§ WHAT IS REQUIRED
Wherever the word "with" turns up in a line of the entries, copy that line.

== STORED RECORDS

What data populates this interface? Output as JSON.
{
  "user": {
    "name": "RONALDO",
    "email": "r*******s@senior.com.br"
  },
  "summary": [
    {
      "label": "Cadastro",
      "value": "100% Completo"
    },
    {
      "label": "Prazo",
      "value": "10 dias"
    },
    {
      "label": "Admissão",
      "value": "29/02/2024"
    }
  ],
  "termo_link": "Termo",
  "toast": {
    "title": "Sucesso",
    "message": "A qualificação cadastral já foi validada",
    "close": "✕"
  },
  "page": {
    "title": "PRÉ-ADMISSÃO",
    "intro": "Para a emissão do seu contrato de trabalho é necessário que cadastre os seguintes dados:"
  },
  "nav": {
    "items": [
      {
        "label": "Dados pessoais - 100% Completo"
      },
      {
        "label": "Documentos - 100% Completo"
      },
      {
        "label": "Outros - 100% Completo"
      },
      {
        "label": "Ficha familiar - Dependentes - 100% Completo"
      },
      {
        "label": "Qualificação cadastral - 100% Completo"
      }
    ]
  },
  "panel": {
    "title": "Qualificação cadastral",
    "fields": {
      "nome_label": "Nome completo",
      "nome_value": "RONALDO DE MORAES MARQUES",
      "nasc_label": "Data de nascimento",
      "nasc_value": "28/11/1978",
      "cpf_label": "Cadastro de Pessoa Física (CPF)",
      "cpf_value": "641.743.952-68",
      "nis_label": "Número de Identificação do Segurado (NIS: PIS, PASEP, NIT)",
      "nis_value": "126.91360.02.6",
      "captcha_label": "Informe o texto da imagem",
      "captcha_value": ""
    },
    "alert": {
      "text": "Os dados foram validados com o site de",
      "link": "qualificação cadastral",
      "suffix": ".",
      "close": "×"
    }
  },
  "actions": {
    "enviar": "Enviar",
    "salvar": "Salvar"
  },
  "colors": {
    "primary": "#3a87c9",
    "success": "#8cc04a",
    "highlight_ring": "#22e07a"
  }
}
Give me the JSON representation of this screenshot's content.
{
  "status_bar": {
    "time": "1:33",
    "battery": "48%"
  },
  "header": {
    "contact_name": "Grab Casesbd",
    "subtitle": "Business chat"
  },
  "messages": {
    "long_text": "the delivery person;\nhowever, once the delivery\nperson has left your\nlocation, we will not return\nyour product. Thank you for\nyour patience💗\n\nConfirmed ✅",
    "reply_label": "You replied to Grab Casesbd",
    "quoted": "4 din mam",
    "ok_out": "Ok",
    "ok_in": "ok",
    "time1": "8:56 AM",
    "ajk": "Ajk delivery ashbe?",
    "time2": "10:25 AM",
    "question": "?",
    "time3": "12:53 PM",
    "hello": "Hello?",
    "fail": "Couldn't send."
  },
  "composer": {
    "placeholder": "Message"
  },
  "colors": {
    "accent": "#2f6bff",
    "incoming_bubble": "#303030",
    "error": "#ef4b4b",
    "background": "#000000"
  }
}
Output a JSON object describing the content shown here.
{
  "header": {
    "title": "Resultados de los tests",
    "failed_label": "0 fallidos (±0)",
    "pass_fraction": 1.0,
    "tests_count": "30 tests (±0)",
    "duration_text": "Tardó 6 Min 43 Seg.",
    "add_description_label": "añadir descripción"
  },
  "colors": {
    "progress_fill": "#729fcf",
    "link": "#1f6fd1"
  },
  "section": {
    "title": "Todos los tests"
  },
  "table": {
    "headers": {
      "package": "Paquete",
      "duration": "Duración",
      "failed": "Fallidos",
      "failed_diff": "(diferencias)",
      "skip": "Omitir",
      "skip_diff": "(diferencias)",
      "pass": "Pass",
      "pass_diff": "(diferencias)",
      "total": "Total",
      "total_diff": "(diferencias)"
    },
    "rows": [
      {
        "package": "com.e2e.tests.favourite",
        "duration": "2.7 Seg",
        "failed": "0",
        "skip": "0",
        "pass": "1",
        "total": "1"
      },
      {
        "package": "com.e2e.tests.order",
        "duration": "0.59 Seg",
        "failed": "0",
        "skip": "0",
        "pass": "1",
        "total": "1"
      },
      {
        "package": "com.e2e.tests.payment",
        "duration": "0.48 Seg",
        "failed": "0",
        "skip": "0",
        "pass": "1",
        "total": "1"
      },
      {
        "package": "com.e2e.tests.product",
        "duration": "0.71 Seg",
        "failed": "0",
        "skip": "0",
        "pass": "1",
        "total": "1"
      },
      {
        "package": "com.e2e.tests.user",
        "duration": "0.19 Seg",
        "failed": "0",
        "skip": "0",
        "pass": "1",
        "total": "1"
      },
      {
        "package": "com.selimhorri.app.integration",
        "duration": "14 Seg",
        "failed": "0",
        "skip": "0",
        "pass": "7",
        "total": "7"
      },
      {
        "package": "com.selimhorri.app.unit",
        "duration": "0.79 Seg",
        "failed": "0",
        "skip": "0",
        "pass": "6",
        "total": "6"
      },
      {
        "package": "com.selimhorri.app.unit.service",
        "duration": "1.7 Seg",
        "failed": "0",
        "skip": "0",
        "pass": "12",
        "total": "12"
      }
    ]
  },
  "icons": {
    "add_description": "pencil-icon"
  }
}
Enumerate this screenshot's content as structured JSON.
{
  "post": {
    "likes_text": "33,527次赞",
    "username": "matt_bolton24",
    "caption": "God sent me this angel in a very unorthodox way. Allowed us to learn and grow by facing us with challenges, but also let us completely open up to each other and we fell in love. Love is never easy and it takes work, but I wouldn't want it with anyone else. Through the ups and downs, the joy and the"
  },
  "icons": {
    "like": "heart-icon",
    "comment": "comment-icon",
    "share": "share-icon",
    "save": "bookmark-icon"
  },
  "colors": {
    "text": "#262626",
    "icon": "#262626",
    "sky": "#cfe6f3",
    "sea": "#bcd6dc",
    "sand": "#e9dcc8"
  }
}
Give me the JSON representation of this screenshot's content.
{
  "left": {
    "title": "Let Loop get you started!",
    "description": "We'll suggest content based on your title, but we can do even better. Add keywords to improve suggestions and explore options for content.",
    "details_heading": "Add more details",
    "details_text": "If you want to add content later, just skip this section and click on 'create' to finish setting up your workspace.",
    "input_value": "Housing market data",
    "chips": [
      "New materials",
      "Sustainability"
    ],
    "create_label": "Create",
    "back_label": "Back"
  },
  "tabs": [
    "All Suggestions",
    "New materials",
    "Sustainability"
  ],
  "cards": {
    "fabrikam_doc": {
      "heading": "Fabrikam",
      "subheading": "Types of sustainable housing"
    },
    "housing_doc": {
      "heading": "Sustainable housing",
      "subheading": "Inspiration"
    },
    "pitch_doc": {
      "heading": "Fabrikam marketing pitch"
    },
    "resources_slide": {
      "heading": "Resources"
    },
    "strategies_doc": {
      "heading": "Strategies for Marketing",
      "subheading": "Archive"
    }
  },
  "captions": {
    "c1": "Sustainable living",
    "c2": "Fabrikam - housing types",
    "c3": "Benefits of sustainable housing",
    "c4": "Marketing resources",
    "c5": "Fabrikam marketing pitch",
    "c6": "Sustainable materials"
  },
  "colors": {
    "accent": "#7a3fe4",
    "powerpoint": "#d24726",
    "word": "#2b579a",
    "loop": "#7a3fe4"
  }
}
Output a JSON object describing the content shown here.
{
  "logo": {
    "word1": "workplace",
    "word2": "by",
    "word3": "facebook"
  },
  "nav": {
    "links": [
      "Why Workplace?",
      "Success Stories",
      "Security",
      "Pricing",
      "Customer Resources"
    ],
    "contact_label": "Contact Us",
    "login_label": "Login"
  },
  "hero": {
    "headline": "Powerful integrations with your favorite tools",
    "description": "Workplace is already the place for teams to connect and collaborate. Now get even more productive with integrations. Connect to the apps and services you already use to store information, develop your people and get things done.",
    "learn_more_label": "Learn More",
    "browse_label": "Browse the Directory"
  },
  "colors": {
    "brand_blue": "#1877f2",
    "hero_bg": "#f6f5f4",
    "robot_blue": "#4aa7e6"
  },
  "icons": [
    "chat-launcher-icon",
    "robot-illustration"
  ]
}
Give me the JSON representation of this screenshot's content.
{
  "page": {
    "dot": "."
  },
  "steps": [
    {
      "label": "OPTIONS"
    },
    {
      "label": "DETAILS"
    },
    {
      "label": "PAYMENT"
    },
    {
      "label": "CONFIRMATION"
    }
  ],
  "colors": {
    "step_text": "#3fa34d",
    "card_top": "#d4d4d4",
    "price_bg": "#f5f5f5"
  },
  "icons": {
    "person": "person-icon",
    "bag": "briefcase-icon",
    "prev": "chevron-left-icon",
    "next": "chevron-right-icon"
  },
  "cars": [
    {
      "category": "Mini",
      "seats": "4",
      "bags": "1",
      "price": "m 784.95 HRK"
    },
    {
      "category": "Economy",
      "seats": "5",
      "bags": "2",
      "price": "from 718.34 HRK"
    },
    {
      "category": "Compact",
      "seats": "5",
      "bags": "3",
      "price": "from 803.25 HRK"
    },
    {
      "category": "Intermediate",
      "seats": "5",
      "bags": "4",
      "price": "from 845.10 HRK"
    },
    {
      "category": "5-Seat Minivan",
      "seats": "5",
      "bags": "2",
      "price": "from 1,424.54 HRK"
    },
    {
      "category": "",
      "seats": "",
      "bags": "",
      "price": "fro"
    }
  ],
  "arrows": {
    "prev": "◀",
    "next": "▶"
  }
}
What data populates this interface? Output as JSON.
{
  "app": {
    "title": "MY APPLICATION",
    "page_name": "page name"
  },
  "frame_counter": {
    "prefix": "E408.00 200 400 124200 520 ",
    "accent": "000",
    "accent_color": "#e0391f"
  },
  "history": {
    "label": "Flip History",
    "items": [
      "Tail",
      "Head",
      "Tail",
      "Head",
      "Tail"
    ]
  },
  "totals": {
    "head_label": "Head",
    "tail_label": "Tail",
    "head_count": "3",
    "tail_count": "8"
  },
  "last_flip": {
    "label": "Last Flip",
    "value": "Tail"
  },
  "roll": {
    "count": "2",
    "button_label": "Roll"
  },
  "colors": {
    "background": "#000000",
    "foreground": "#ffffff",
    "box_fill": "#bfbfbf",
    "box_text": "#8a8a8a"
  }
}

====

§ PROBLEM SOLUTION
    "caption": "God sent me this angel in a very unorthodox way. Allowed us to learn and grow by facing us with challenges, but also let us completely open up to each other and we fell in love. Love is never easy and it takes work, but I wouldn't want it with anyone else. Through the ups and downs, the joy and the"
    "headline": "Powerful integrations with your favorite tools",
    "description": "Workplace is already the place for teams to connect and collaborate. Now get even more productive with integrations. Connect to the apps and services you already use to store information, develop your people and get things done.",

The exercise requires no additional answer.